■ Task description:
Gather all lines from the material that contain the word "cronologia".
┄┄┄┄┄┄┄┄┄┄┄┄┄┄┄┄┄┄┄┄
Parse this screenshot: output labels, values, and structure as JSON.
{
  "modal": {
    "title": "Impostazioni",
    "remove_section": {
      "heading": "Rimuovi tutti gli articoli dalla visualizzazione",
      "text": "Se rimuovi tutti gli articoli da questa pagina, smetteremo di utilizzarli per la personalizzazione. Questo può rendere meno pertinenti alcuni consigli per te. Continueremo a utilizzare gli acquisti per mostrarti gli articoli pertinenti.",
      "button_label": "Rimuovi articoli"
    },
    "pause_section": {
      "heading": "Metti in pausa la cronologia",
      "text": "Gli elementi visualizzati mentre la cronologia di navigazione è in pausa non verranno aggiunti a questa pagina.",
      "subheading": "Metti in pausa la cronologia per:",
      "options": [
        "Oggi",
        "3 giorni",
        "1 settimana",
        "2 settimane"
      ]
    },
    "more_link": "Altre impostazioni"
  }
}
┄┄┄┄┄┄┄┄┄┄┄┄┄┄┄┄┄┄┄┄
■ Result of this task:
      "heading": "Metti in pausa la cronologia",
      "text": "Gli elementi visualizzati mentre la cronologia di navigazione è in pausa non verranno aggiunti a questa pagina.",
      "subheading": "Metti in pausa la cronologia per:",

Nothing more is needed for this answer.